▶ [Requirement]:
Look over the lines below. Report each one that includes the string "keyword".

▶ [Items from a dataset]:
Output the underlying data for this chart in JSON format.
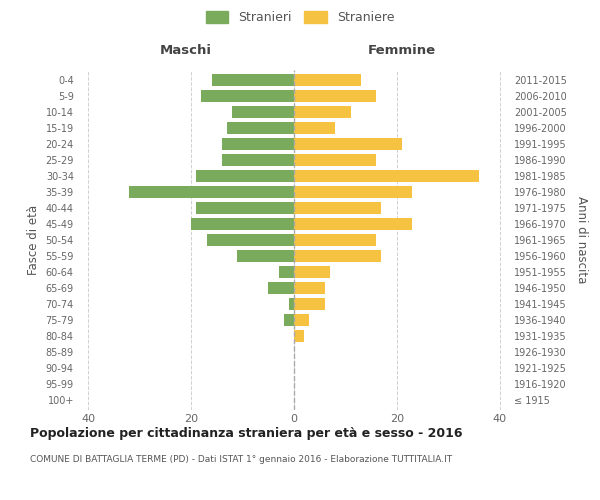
{
  "age_groups": [
    "100+",
    "95-99",
    "90-94",
    "85-89",
    "80-84",
    "75-79",
    "70-74",
    "65-69",
    "60-64",
    "55-59",
    "50-54",
    "45-49",
    "40-44",
    "35-39",
    "30-34",
    "25-29",
    "20-24",
    "15-19",
    "10-14",
    "5-9",
    "0-4"
  ],
  "birth_years": [
    "≤ 1915",
    "1916-1920",
    "1921-1925",
    "1926-1930",
    "1931-1935",
    "1936-1940",
    "1941-1945",
    "1946-1950",
    "1951-1955",
    "1956-1960",
    "1961-1965",
    "1966-1970",
    "1971-1975",
    "1976-1980",
    "1981-1985",
    "1986-1990",
    "1991-1995",
    "1996-2000",
    "2001-2005",
    "2006-2010",
    "2011-2015"
  ],
  "maschi": [
    0,
    0,
    0,
    0,
    0,
    2,
    1,
    5,
    3,
    11,
    17,
    20,
    19,
    32,
    19,
    14,
    14,
    13,
    12,
    18,
    16
  ],
  "femmine": [
    0,
    0,
    0,
    0,
    2,
    3,
    6,
    6,
    7,
    17,
    16,
    23,
    17,
    23,
    36,
    16,
    21,
    8,
    11,
    16,
    13
  ],
  "color_maschi": "#7aaa5c",
  "color_femmine": "#f5c242",
  "title": "Popolazione per cittadinanza straniera per età e sesso - 2016",
  "subtitle": "COMUNE DI BATTAGLIA TERME (PD) - Dati ISTAT 1° gennaio 2016 - Elaborazione TUTTITALIA.IT",
  "xlabel_maschi": "Maschi",
  "xlabel_femmine": "Femmine",
  "ylabel_left": "Fasce di età",
  "ylabel_right": "Anni di nascita",
  "legend_maschi": "Stranieri",
  "legend_femmine": "Straniere",
  "xlim": 42,
  "background_color": "#ffffff",
  "grid_color": "#d0d0d0",
  "bar_height": 0.75,
  "dashed_line_color": "#aaaaaa"
}
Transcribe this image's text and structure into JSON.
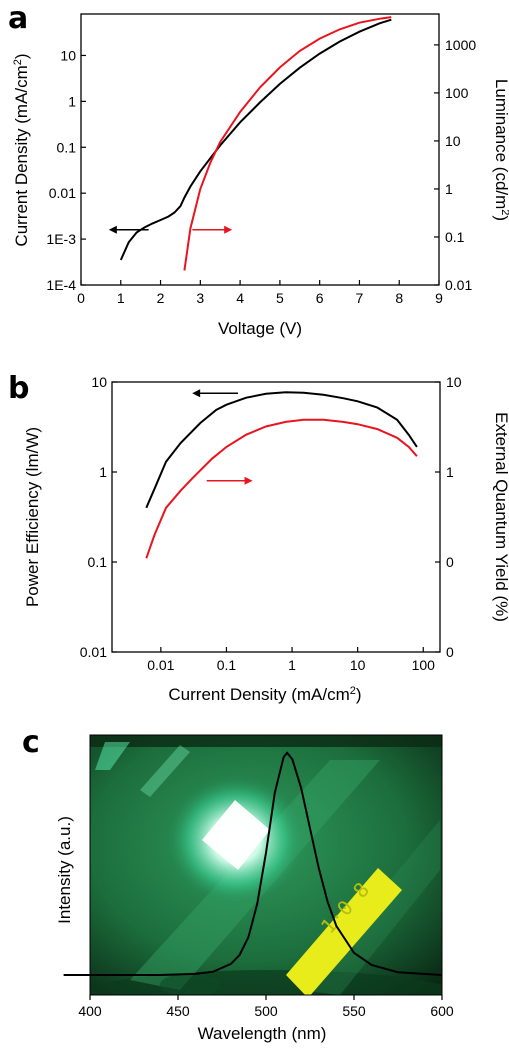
{
  "chart_data": [
    {
      "panel": "a",
      "type": "line",
      "xlabel": "Voltage (V)",
      "ylabel_left": "Current Density (mA/cm²)",
      "ylabel_right": "Luminance (cd/m²)",
      "x_ticks": [
        "0",
        "1",
        "2",
        "3",
        "4",
        "5",
        "6",
        "7",
        "8",
        "9"
      ],
      "y_left_ticks": [
        "1E-4",
        "1E-3",
        "0.01",
        "0.1",
        "1",
        "10"
      ],
      "y_right_ticks": [
        "0.01",
        "0.1",
        "1",
        "10",
        "100",
        "1000"
      ],
      "xlim": [
        0,
        9
      ],
      "ylim_left": [
        0.0001,
        80
      ],
      "ylim_right": [
        0.01,
        4400
      ],
      "yscale": "log",
      "series": [
        {
          "axis": "left",
          "color": "#000000",
          "x": [
            1.0,
            1.2,
            1.4,
            1.6,
            1.8,
            2.0,
            2.2,
            2.35,
            2.5,
            2.6,
            2.75,
            3.0,
            3.5,
            4.0,
            4.5,
            5.0,
            5.5,
            6.0,
            6.5,
            7.0,
            7.5,
            7.8
          ],
          "y": [
            0.00035,
            0.00085,
            0.0014,
            0.0018,
            0.0022,
            0.0026,
            0.0031,
            0.0038,
            0.0052,
            0.008,
            0.014,
            0.03,
            0.11,
            0.35,
            0.95,
            2.4,
            5.4,
            11,
            20,
            33,
            50,
            60
          ]
        },
        {
          "axis": "right",
          "color": "#e8141e",
          "x": [
            2.6,
            2.75,
            3.0,
            3.25,
            3.5,
            4.0,
            4.5,
            5.0,
            5.5,
            6.0,
            6.5,
            7.0,
            7.5,
            7.8
          ],
          "y": [
            0.02,
            0.15,
            1.0,
            3.5,
            9.5,
            40,
            130,
            340,
            750,
            1350,
            2100,
            2900,
            3500,
            3800
          ]
        }
      ],
      "arrows": [
        {
          "from_x": 1.7,
          "to_x": 0.7,
          "y": 0.0016,
          "color": "#000000"
        },
        {
          "from_x": 2.8,
          "to_x": 3.8,
          "y": 0.0016,
          "color": "#e8141e"
        }
      ]
    },
    {
      "panel": "b",
      "type": "line",
      "xlabel": "Current Density (mA/cm²)",
      "ylabel_left": "Power Efficiency (lm/W)",
      "ylabel_right": "External Quantum Yield (%)",
      "x_ticks": [
        "0.01",
        "0.1",
        "1",
        "10",
        "100"
      ],
      "y_left_ticks": [
        "0.01",
        "0.1",
        "1",
        "10"
      ],
      "y_right_ticks": [
        "0",
        "0",
        "1",
        "10"
      ],
      "xlim": [
        0.0018,
        180
      ],
      "ylim_left": [
        0.01,
        10
      ],
      "ylim_right": [
        0.01,
        10
      ],
      "xscale": "log",
      "yscale": "log",
      "series": [
        {
          "axis": "left",
          "color": "#000000",
          "x": [
            0.006,
            0.008,
            0.012,
            0.02,
            0.04,
            0.07,
            0.1,
            0.2,
            0.4,
            0.8,
            1.5,
            3,
            6,
            10,
            20,
            40,
            60,
            80
          ],
          "y": [
            0.4,
            0.65,
            1.3,
            2.1,
            3.5,
            4.9,
            5.6,
            6.7,
            7.4,
            7.7,
            7.6,
            7.2,
            6.6,
            6.1,
            5.2,
            3.8,
            2.6,
            1.9
          ]
        },
        {
          "axis": "right",
          "color": "#e8141e",
          "x": [
            0.006,
            0.008,
            0.012,
            0.02,
            0.03,
            0.06,
            0.1,
            0.2,
            0.4,
            0.8,
            1.5,
            3,
            6,
            10,
            20,
            40,
            60,
            80
          ],
          "y": [
            0.11,
            0.2,
            0.4,
            0.62,
            0.85,
            1.4,
            1.9,
            2.6,
            3.2,
            3.6,
            3.8,
            3.8,
            3.6,
            3.4,
            3.0,
            2.4,
            1.9,
            1.5
          ]
        }
      ],
      "arrows": [
        {
          "from_x": 0.15,
          "to_x": 0.03,
          "y": 7.5,
          "color": "#000000"
        },
        {
          "from_x": 0.05,
          "to_x": 0.25,
          "y": 0.8,
          "color": "#e8141e"
        }
      ]
    },
    {
      "panel": "c",
      "type": "line",
      "xlabel": "Wavelength (nm)",
      "ylabel": "Intensity (a.u.)",
      "x_ticks": [
        "400",
        "450",
        "500",
        "550",
        "600"
      ],
      "xlim": [
        400,
        600
      ],
      "ylim": [
        0,
        1.08
      ],
      "background": "photograph of the glowing green device",
      "series": [
        {
          "color": "#000000",
          "x": [
            400,
            440,
            460,
            470,
            480,
            485,
            490,
            495,
            500,
            505,
            510,
            512,
            515,
            520,
            525,
            530,
            535,
            540,
            550,
            560,
            575,
            600
          ],
          "y": [
            0.0,
            0.0,
            0.005,
            0.015,
            0.05,
            0.09,
            0.17,
            0.32,
            0.55,
            0.82,
            0.98,
            1.0,
            0.97,
            0.84,
            0.66,
            0.48,
            0.33,
            0.22,
            0.1,
            0.045,
            0.012,
            0.0
          ]
        }
      ]
    }
  ],
  "labels": {
    "a": "a",
    "b": "b",
    "c": "c",
    "a_x": "Voltage (V)",
    "a_yl": "Current Density (mA/cm",
    "a_yl_sup": "2",
    "a_yr": "Luminance (cd/m",
    "a_yr_sup": "2",
    "b_x": "Current Density (mA/cm",
    "b_x_sup": "2",
    "b_yl": "Power Efficiency (lm/W)",
    "b_yr": "External Quantum Yield (%)",
    "c_x": "Wavelength (nm)",
    "c_y": "Intensity (a.u.)"
  },
  "colors": {
    "black_series": "#000000",
    "red_series": "#e8141e",
    "photo_green": "#1e7a45"
  }
}
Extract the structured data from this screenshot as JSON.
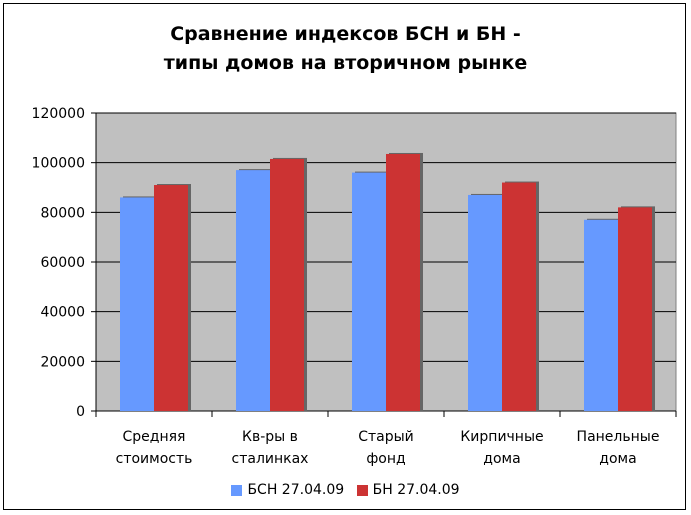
{
  "chart_data": {
    "type": "bar",
    "title_lines": [
      "Сравнение индексов БСН и БН -",
      "типы домов на вторичном рынке"
    ],
    "categories": [
      [
        "Средняя",
        "стоимость"
      ],
      [
        "Кв-ры в",
        "сталинках"
      ],
      [
        "Старый",
        "фонд"
      ],
      [
        "Кирпичные",
        "дома"
      ],
      [
        "Панельные",
        "дома"
      ]
    ],
    "series": [
      {
        "name": "БСН 27.04.09",
        "color": "#6699ff",
        "values": [
          86000,
          97000,
          96000,
          87000,
          77000
        ]
      },
      {
        "name": "БН 27.04.09",
        "color": "#cc3333",
        "values": [
          91000,
          101500,
          103500,
          92000,
          82000
        ]
      }
    ],
    "ylim": [
      0,
      120000
    ],
    "yticks": [
      0,
      20000,
      40000,
      60000,
      80000,
      100000,
      120000
    ],
    "grid": true,
    "plot_background": "#c0c0c0",
    "legend_position": "bottom"
  }
}
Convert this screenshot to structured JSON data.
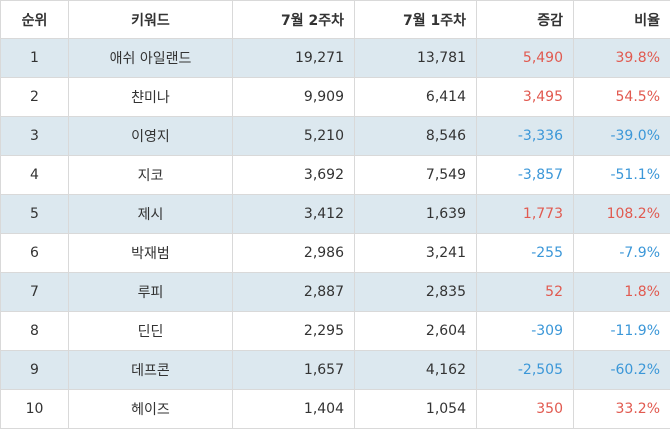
{
  "table": {
    "headers": {
      "rank": "순위",
      "keyword": "키워드",
      "week2": "7월 2주차",
      "week1": "7월 1주차",
      "change": "증감",
      "ratio": "비율"
    },
    "rows": [
      {
        "rank": "1",
        "keyword": "애쉬 아일랜드",
        "week2": "19,271",
        "week1": "13,781",
        "change": "5,490",
        "ratio": "39.8%",
        "trend": "pos"
      },
      {
        "rank": "2",
        "keyword": "챤미나",
        "week2": "9,909",
        "week1": "6,414",
        "change": "3,495",
        "ratio": "54.5%",
        "trend": "pos"
      },
      {
        "rank": "3",
        "keyword": "이영지",
        "week2": "5,210",
        "week1": "8,546",
        "change": "-3,336",
        "ratio": "-39.0%",
        "trend": "neg"
      },
      {
        "rank": "4",
        "keyword": "지코",
        "week2": "3,692",
        "week1": "7,549",
        "change": "-3,857",
        "ratio": "-51.1%",
        "trend": "neg"
      },
      {
        "rank": "5",
        "keyword": "제시",
        "week2": "3,412",
        "week1": "1,639",
        "change": "1,773",
        "ratio": "108.2%",
        "trend": "pos"
      },
      {
        "rank": "6",
        "keyword": "박재범",
        "week2": "2,986",
        "week1": "3,241",
        "change": "-255",
        "ratio": "-7.9%",
        "trend": "neg"
      },
      {
        "rank": "7",
        "keyword": "루피",
        "week2": "2,887",
        "week1": "2,835",
        "change": "52",
        "ratio": "1.8%",
        "trend": "pos"
      },
      {
        "rank": "8",
        "keyword": "딘딘",
        "week2": "2,295",
        "week1": "2,604",
        "change": "-309",
        "ratio": "-11.9%",
        "trend": "neg"
      },
      {
        "rank": "9",
        "keyword": "데프콘",
        "week2": "1,657",
        "week1": "4,162",
        "change": "-2,505",
        "ratio": "-60.2%",
        "trend": "neg"
      },
      {
        "rank": "10",
        "keyword": "헤이즈",
        "week2": "1,404",
        "week1": "1,054",
        "change": "350",
        "ratio": "33.2%",
        "trend": "pos"
      }
    ]
  },
  "colors": {
    "positive": "#e15a50",
    "negative": "#3b97d8",
    "shaded_row": "#dce8ef",
    "border": "#d9d9d9"
  }
}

▶ [Exercise answer]:
      "keyword": "키워드",
        "keyword": "애쉬 아일랜드",
        "keyword": "챤미나",
        "keyword": "이영지",
        "keyword": "지코",
        "keyword": "제시",
        "keyword": "박재범",
        "keyword": "루피",
        "keyword": "딘딘",
        "keyword": "데프콘",
        "keyword": "헤이즈",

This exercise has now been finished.